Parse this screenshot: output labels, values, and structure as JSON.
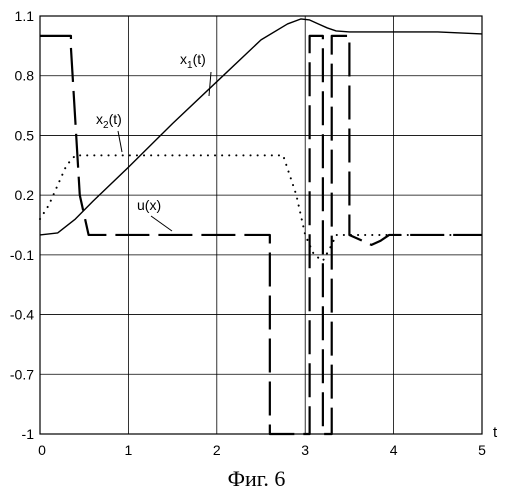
{
  "caption": "Фиг. 6",
  "chart_data": {
    "type": "line",
    "xlabel": "t",
    "ylabel": "",
    "xlim": [
      0,
      5
    ],
    "ylim": [
      -1,
      1.1
    ],
    "grid": true,
    "x_ticks": [
      "0",
      "1",
      "2",
      "3",
      "4",
      "5"
    ],
    "y_ticks": [
      "1.1",
      "0.8",
      "0.5",
      "0.2",
      "-0.1",
      "-0.4",
      "-0.7",
      "-1"
    ],
    "series": [
      {
        "name": "x1(t)",
        "label_main": "x",
        "label_sub": "1",
        "label_tail": "(t)",
        "line_style": "solid",
        "x": [
          0,
          0.2,
          0.4,
          0.6,
          1.0,
          1.5,
          2.0,
          2.5,
          2.8,
          2.95,
          3.05,
          3.15,
          3.25,
          3.35,
          3.5,
          4.0,
          4.5,
          5.0
        ],
        "y": [
          0.0,
          0.01,
          0.08,
          0.17,
          0.34,
          0.56,
          0.77,
          0.98,
          1.06,
          1.085,
          1.08,
          1.06,
          1.04,
          1.025,
          1.02,
          1.02,
          1.02,
          1.01
        ]
      },
      {
        "name": "x2(t)",
        "label_main": "x",
        "label_sub": "2",
        "label_tail": "(t)",
        "line_style": "dotted",
        "x": [
          0,
          0.1,
          0.2,
          0.3,
          0.4,
          0.5,
          0.7,
          1.0,
          1.5,
          2.0,
          2.5,
          2.75,
          2.9,
          3.0,
          3.1,
          3.2,
          3.3,
          3.35,
          3.4,
          3.5,
          3.6,
          4.0,
          4.5,
          5.0
        ],
        "y": [
          0.08,
          0.15,
          0.25,
          0.35,
          0.4,
          0.4,
          0.4,
          0.4,
          0.4,
          0.4,
          0.4,
          0.4,
          0.2,
          0.0,
          -0.1,
          -0.13,
          -0.05,
          0.0,
          0.0,
          0.0,
          0.0,
          0.0,
          0.0,
          0.0
        ]
      },
      {
        "name": "u(x)",
        "label_main": "u(x)",
        "label_sub": "",
        "label_tail": "",
        "line_style": "dashed",
        "x": [
          0,
          0.35,
          0.35,
          0.45,
          0.55,
          1.0,
          1.5,
          2.0,
          2.6,
          2.6,
          3.05,
          3.05,
          3.2,
          3.2,
          3.3,
          3.3,
          3.5,
          3.5,
          3.75,
          3.85,
          3.95,
          4.5,
          5.0
        ],
        "y": [
          1.0,
          1.0,
          0.94,
          0.2,
          0.0,
          0.0,
          0.0,
          0.0,
          0.0,
          -1.0,
          -1.0,
          1.0,
          1.0,
          -1.0,
          -1.0,
          1.0,
          1.0,
          0.0,
          -0.05,
          -0.03,
          0.0,
          0.0,
          0.0
        ]
      }
    ]
  }
}
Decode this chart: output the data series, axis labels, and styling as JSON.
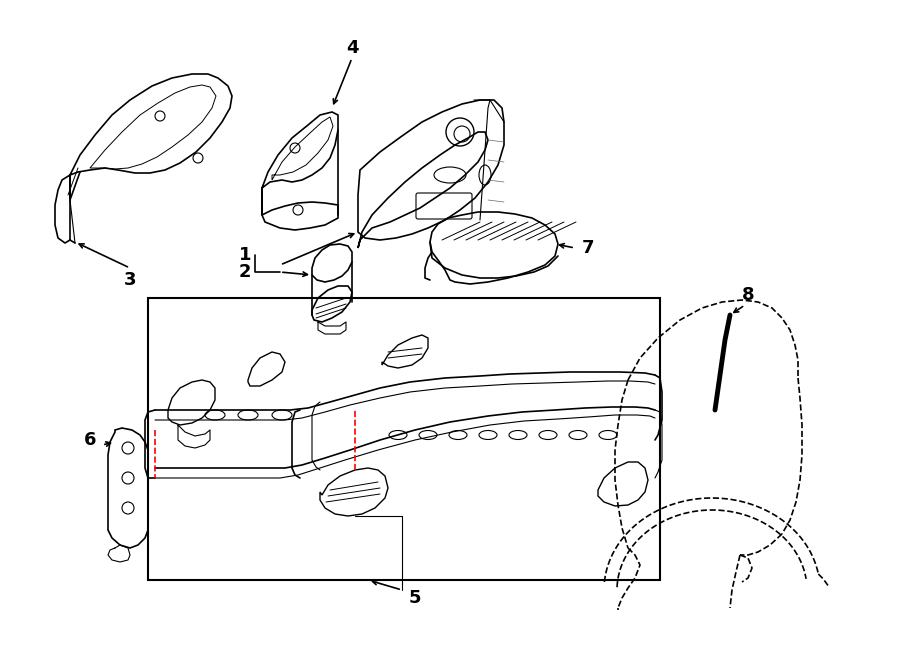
{
  "bg_color": "#ffffff",
  "line_color": "#000000",
  "red_color": "#ff0000",
  "fig_width": 9.0,
  "fig_height": 6.61,
  "dpi": 100,
  "lw": 1.0
}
----------
Replicate the material above verbatim; images stay out of the copy.

| Worked solution |
Parse this screenshot: output labels, values, and structure as JSON.
{
  "caption": "Фиг. 6",
  "chart_data": {
    "type": "line",
    "xlabel": "t",
    "ylabel": "",
    "xlim": [
      0,
      5
    ],
    "ylim": [
      -1,
      1.1
    ],
    "grid": true,
    "x_ticks": [
      "0",
      "1",
      "2",
      "3",
      "4",
      "5"
    ],
    "y_ticks": [
      "1.1",
      "0.8",
      "0.5",
      "0.2",
      "-0.1",
      "-0.4",
      "-0.7",
      "-1"
    ],
    "series": [
      {
        "name": "x1(t)",
        "label_main": "x",
        "label_sub": "1",
        "label_tail": "(t)",
        "line_style": "solid",
        "x": [
          0,
          0.2,
          0.4,
          0.6,
          1.0,
          1.5,
          2.0,
          2.5,
          2.8,
          2.95,
          3.05,
          3.15,
          3.25,
          3.35,
          3.5,
          4.0,
          4.5,
          5.0
        ],
        "y": [
          0.0,
          0.01,
          0.08,
          0.17,
          0.34,
          0.56,
          0.77,
          0.98,
          1.06,
          1.085,
          1.08,
          1.06,
          1.04,
          1.025,
          1.02,
          1.02,
          1.02,
          1.01
        ]
      },
      {
        "name": "x2(t)",
        "label_main": "x",
        "label_sub": "2",
        "label_tail": "(t)",
        "line_style": "dotted",
        "x": [
          0,
          0.1,
          0.2,
          0.3,
          0.4,
          0.5,
          0.7,
          1.0,
          1.5,
          2.0,
          2.5,
          2.75,
          2.9,
          3.0,
          3.1,
          3.2,
          3.3,
          3.35,
          3.4,
          3.5,
          3.6,
          4.0,
          4.5,
          5.0
        ],
        "y": [
          0.08,
          0.15,
          0.25,
          0.35,
          0.4,
          0.4,
          0.4,
          0.4,
          0.4,
          0.4,
          0.4,
          0.4,
          0.2,
          0.0,
          -0.1,
          -0.13,
          -0.05,
          0.0,
          0.0,
          0.0,
          0.0,
          0.0,
          0.0,
          0.0
        ]
      },
      {
        "name": "u(x)",
        "label_main": "u(x)",
        "label_sub": "",
        "label_tail": "",
        "line_style": "dashed",
        "x": [
          0,
          0.35,
          0.35,
          0.45,
          0.55,
          1.0,
          1.5,
          2.0,
          2.6,
          2.6,
          3.05,
          3.05,
          3.2,
          3.2,
          3.3,
          3.3,
          3.5,
          3.5,
          3.75,
          3.85,
          3.95,
          4.5,
          5.0
        ],
        "y": [
          1.0,
          1.0,
          0.94,
          0.2,
          0.0,
          0.0,
          0.0,
          0.0,
          0.0,
          -1.0,
          -1.0,
          1.0,
          1.0,
          -1.0,
          -1.0,
          1.0,
          1.0,
          0.0,
          -0.05,
          -0.03,
          0.0,
          0.0,
          0.0
        ]
      }
    ]
  }
}
Decode this chart: output the data series, axis labels, and styling as JSON.
{
  "bg_color": "#ffffff",
  "line_color": "#000000",
  "red_color": "#ff0000",
  "fig_width": 9.0,
  "fig_height": 6.61,
  "dpi": 100,
  "lw": 1.0
}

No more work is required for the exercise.